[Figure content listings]
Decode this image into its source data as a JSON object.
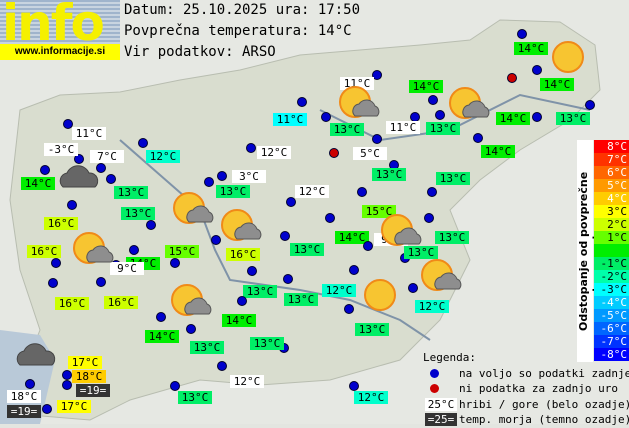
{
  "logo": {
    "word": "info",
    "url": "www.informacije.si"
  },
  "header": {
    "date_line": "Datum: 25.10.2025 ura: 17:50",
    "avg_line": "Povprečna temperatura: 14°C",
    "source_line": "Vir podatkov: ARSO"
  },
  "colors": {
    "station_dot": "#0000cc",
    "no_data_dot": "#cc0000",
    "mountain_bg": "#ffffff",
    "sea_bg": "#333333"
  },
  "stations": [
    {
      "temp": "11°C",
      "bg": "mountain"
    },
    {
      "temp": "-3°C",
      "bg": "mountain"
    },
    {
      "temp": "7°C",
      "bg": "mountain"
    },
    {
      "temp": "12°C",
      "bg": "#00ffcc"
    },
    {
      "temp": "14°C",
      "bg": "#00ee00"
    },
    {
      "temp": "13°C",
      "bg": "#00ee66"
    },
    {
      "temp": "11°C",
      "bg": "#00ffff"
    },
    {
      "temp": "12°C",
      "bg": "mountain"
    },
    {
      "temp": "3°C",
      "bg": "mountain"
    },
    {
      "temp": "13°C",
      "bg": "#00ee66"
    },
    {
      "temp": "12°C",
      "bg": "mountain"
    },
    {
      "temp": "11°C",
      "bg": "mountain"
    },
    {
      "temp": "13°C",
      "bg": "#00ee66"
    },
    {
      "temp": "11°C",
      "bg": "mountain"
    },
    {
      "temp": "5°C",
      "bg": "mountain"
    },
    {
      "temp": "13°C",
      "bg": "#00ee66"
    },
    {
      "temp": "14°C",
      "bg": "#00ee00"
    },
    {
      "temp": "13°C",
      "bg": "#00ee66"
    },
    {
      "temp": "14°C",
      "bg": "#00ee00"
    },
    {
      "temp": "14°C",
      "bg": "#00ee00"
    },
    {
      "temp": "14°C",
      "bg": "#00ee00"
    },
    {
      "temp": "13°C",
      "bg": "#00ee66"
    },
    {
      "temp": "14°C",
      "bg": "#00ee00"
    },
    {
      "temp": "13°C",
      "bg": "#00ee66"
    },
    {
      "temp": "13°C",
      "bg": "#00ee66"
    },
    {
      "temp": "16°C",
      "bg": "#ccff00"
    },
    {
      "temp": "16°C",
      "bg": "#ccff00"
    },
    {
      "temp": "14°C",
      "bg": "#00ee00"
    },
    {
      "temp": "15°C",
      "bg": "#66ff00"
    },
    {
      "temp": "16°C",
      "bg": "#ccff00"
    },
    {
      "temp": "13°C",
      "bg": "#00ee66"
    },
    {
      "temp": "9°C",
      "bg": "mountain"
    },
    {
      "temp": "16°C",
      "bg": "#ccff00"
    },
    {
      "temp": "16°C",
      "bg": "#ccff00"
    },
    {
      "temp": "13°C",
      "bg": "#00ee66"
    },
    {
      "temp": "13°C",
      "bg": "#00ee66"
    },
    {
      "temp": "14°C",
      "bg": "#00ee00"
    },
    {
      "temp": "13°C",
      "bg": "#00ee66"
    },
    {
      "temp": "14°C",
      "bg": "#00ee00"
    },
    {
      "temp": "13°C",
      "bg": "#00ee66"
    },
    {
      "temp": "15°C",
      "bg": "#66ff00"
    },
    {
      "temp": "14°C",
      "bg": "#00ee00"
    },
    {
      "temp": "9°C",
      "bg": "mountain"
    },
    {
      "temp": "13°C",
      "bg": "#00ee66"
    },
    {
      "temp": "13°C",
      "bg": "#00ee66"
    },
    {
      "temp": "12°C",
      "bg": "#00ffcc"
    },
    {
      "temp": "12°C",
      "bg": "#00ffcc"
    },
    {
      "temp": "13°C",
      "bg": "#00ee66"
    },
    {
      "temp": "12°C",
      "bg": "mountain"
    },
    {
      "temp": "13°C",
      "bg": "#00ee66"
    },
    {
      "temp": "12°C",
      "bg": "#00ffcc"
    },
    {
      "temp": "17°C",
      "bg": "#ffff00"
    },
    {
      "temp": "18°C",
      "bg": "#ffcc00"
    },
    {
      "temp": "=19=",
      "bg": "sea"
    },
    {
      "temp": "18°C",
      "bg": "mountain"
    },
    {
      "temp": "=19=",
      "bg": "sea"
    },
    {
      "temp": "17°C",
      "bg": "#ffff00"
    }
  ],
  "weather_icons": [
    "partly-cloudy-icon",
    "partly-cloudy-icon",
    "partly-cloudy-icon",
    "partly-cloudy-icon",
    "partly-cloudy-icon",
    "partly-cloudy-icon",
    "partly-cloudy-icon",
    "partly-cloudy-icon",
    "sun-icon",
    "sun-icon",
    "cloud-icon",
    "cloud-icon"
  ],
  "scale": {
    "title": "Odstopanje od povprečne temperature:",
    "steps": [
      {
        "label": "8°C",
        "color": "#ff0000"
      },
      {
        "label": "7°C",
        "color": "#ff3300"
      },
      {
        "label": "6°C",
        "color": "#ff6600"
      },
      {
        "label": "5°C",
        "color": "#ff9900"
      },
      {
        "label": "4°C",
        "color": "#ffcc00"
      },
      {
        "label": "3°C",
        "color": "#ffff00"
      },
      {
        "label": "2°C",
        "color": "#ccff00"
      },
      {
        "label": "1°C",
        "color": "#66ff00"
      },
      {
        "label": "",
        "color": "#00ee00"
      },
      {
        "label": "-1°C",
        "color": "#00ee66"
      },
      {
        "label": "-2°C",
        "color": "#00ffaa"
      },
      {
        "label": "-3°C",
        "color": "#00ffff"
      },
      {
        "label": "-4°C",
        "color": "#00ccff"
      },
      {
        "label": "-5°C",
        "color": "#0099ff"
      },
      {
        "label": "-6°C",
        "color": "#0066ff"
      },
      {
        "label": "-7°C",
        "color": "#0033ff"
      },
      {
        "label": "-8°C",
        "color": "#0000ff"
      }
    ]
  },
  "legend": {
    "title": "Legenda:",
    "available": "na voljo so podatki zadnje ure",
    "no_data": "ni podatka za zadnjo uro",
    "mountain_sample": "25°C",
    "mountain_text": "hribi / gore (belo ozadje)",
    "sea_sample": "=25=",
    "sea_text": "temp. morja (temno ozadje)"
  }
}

_Given exercise:_ Transcribe all the data word for word; the images stay out.

_Right answer:_
Decode this image into its source data as a JSON object.
{
  "logo": {
    "word": "info",
    "url": "www.informacije.si"
  },
  "header": {
    "date_line": "Datum: 25.10.2025 ura: 17:50",
    "avg_line": "Povprečna temperatura: 14°C",
    "source_line": "Vir podatkov: ARSO"
  },
  "colors": {
    "station_dot": "#0000cc",
    "no_data_dot": "#cc0000",
    "mountain_bg": "#ffffff",
    "sea_bg": "#333333"
  },
  "stations": [
    {
      "temp": "11°C",
      "bg": "mountain"
    },
    {
      "temp": "-3°C",
      "bg": "mountain"
    },
    {
      "temp": "7°C",
      "bg": "mountain"
    },
    {
      "temp": "12°C",
      "bg": "#00ffcc"
    },
    {
      "temp": "14°C",
      "bg": "#00ee00"
    },
    {
      "temp": "13°C",
      "bg": "#00ee66"
    },
    {
      "temp": "11°C",
      "bg": "#00ffff"
    },
    {
      "temp": "12°C",
      "bg": "mountain"
    },
    {
      "temp": "3°C",
      "bg": "mountain"
    },
    {
      "temp": "13°C",
      "bg": "#00ee66"
    },
    {
      "temp": "12°C",
      "bg": "mountain"
    },
    {
      "temp": "11°C",
      "bg": "mountain"
    },
    {
      "temp": "13°C",
      "bg": "#00ee66"
    },
    {
      "temp": "11°C",
      "bg": "mountain"
    },
    {
      "temp": "5°C",
      "bg": "mountain"
    },
    {
      "temp": "13°C",
      "bg": "#00ee66"
    },
    {
      "temp": "14°C",
      "bg": "#00ee00"
    },
    {
      "temp": "13°C",
      "bg": "#00ee66"
    },
    {
      "temp": "14°C",
      "bg": "#00ee00"
    },
    {
      "temp": "14°C",
      "bg": "#00ee00"
    },
    {
      "temp": "14°C",
      "bg": "#00ee00"
    },
    {
      "temp": "13°C",
      "bg": "#00ee66"
    },
    {
      "temp": "14°C",
      "bg": "#00ee00"
    },
    {
      "temp": "13°C",
      "bg": "#00ee66"
    },
    {
      "temp": "13°C",
      "bg": "#00ee66"
    },
    {
      "temp": "16°C",
      "bg": "#ccff00"
    },
    {
      "temp": "16°C",
      "bg": "#ccff00"
    },
    {
      "temp": "14°C",
      "bg": "#00ee00"
    },
    {
      "temp": "15°C",
      "bg": "#66ff00"
    },
    {
      "temp": "16°C",
      "bg": "#ccff00"
    },
    {
      "temp": "13°C",
      "bg": "#00ee66"
    },
    {
      "temp": "9°C",
      "bg": "mountain"
    },
    {
      "temp": "16°C",
      "bg": "#ccff00"
    },
    {
      "temp": "16°C",
      "bg": "#ccff00"
    },
    {
      "temp": "13°C",
      "bg": "#00ee66"
    },
    {
      "temp": "13°C",
      "bg": "#00ee66"
    },
    {
      "temp": "14°C",
      "bg": "#00ee00"
    },
    {
      "temp": "13°C",
      "bg": "#00ee66"
    },
    {
      "temp": "14°C",
      "bg": "#00ee00"
    },
    {
      "temp": "13°C",
      "bg": "#00ee66"
    },
    {
      "temp": "15°C",
      "bg": "#66ff00"
    },
    {
      "temp": "14°C",
      "bg": "#00ee00"
    },
    {
      "temp": "9°C",
      "bg": "mountain"
    },
    {
      "temp": "13°C",
      "bg": "#00ee66"
    },
    {
      "temp": "13°C",
      "bg": "#00ee66"
    },
    {
      "temp": "12°C",
      "bg": "#00ffcc"
    },
    {
      "temp": "12°C",
      "bg": "#00ffcc"
    },
    {
      "temp": "13°C",
      "bg": "#00ee66"
    },
    {
      "temp": "12°C",
      "bg": "mountain"
    },
    {
      "temp": "13°C",
      "bg": "#00ee66"
    },
    {
      "temp": "12°C",
      "bg": "#00ffcc"
    },
    {
      "temp": "17°C",
      "bg": "#ffff00"
    },
    {
      "temp": "18°C",
      "bg": "#ffcc00"
    },
    {
      "temp": "=19=",
      "bg": "sea"
    },
    {
      "temp": "18°C",
      "bg": "mountain"
    },
    {
      "temp": "=19=",
      "bg": "sea"
    },
    {
      "temp": "17°C",
      "bg": "#ffff00"
    }
  ],
  "weather_icons": [
    "partly-cloudy-icon",
    "partly-cloudy-icon",
    "partly-cloudy-icon",
    "partly-cloudy-icon",
    "partly-cloudy-icon",
    "partly-cloudy-icon",
    "partly-cloudy-icon",
    "partly-cloudy-icon",
    "sun-icon",
    "sun-icon",
    "cloud-icon",
    "cloud-icon"
  ],
  "scale": {
    "title": "Odstopanje od povprečne temperature:",
    "steps": [
      {
        "label": "8°C",
        "color": "#ff0000"
      },
      {
        "label": "7°C",
        "color": "#ff3300"
      },
      {
        "label": "6°C",
        "color": "#ff6600"
      },
      {
        "label": "5°C",
        "color": "#ff9900"
      },
      {
        "label": "4°C",
        "color": "#ffcc00"
      },
      {
        "label": "3°C",
        "color": "#ffff00"
      },
      {
        "label": "2°C",
        "color": "#ccff00"
      },
      {
        "label": "1°C",
        "color": "#66ff00"
      },
      {
        "label": "",
        "color": "#00ee00"
      },
      {
        "label": "-1°C",
        "color": "#00ee66"
      },
      {
        "label": "-2°C",
        "color": "#00ffaa"
      },
      {
        "label": "-3°C",
        "color": "#00ffff"
      },
      {
        "label": "-4°C",
        "color": "#00ccff"
      },
      {
        "label": "-5°C",
        "color": "#0099ff"
      },
      {
        "label": "-6°C",
        "color": "#0066ff"
      },
      {
        "label": "-7°C",
        "color": "#0033ff"
      },
      {
        "label": "-8°C",
        "color": "#0000ff"
      }
    ]
  },
  "legend": {
    "title": "Legenda:",
    "available": "na voljo so podatki zadnje ure",
    "no_data": "ni podatka za zadnjo uro",
    "mountain_sample": "25°C",
    "mountain_text": "hribi / gore (belo ozadje)",
    "sea_sample": "=25=",
    "sea_text": "temp. morja (temno ozadje)"
  }
}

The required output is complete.